| JOB |
Using the records that follow, copy every line containing the word "text".

| GIVEN DATA |
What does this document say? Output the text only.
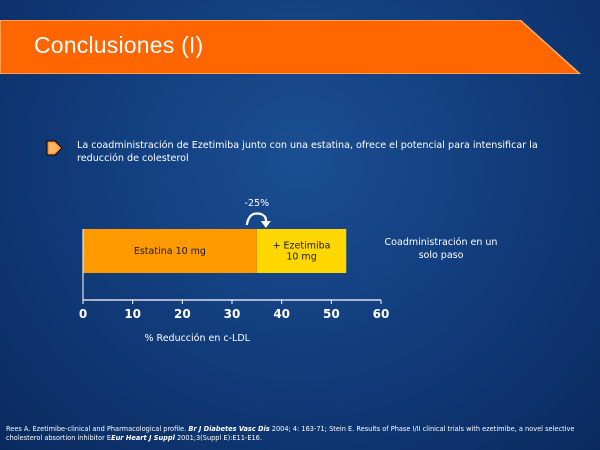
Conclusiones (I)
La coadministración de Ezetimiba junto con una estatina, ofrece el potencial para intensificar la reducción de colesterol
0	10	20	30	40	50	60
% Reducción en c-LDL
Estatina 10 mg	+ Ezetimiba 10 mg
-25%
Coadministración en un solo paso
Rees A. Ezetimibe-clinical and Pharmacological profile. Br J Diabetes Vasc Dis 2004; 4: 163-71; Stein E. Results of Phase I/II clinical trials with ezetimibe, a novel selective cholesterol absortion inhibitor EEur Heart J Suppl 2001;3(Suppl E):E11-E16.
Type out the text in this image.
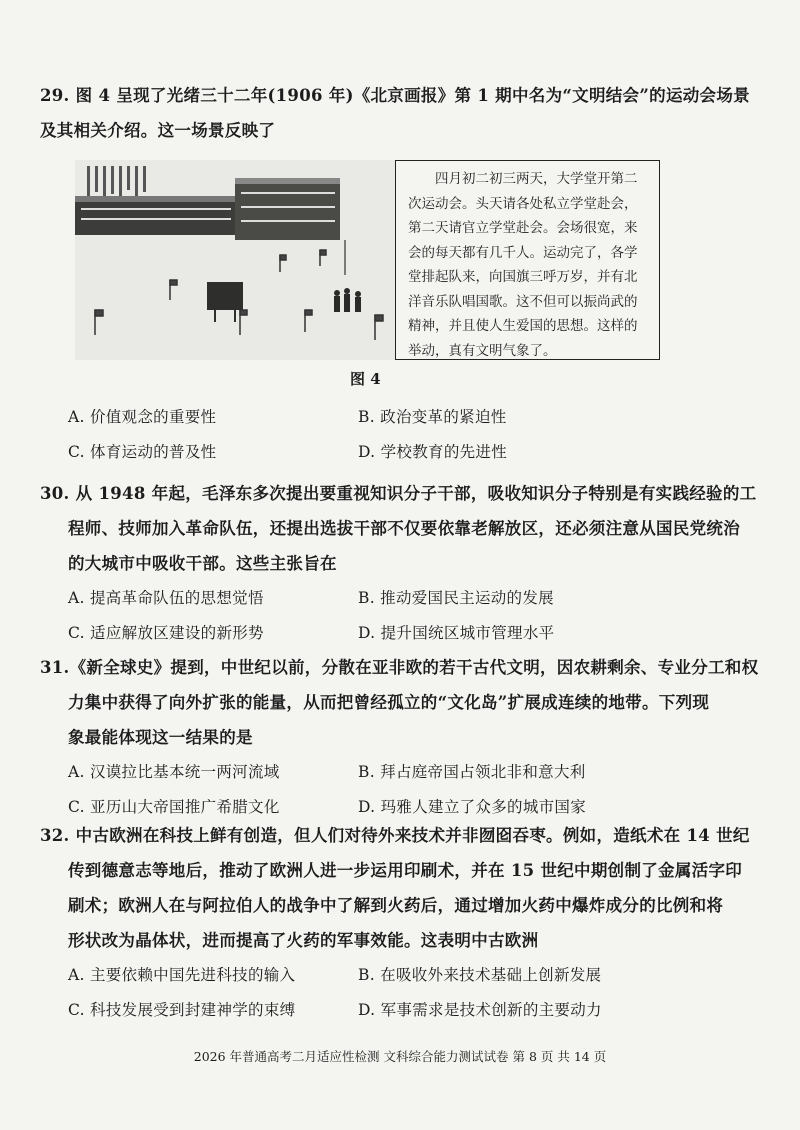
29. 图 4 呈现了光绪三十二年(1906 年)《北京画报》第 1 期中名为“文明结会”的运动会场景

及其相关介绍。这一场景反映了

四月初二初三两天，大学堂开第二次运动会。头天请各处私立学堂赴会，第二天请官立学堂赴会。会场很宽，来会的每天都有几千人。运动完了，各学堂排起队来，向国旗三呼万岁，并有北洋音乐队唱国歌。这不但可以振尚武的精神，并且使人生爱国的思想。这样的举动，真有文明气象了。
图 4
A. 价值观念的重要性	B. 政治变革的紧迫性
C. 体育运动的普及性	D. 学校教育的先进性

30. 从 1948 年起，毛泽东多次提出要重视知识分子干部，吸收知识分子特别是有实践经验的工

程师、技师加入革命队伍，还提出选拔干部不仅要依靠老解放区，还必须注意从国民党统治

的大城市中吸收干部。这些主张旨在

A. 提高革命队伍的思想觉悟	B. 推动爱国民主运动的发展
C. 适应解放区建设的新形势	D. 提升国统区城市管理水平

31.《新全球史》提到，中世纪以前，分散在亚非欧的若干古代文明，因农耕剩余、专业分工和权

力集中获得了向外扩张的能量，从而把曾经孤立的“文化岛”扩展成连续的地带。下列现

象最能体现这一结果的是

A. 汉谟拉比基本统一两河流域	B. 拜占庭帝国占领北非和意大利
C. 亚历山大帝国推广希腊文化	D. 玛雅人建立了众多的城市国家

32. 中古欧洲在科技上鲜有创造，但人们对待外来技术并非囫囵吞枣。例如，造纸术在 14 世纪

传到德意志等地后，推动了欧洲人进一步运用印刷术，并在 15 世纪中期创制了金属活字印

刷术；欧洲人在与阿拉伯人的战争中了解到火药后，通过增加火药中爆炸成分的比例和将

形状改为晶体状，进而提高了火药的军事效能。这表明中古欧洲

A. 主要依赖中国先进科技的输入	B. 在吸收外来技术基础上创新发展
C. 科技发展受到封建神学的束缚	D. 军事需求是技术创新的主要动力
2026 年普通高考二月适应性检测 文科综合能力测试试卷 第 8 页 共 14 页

| RESPONSE FOR THIS EXERCISE |
What does this document say? Output the text only.
Type out the text in this image.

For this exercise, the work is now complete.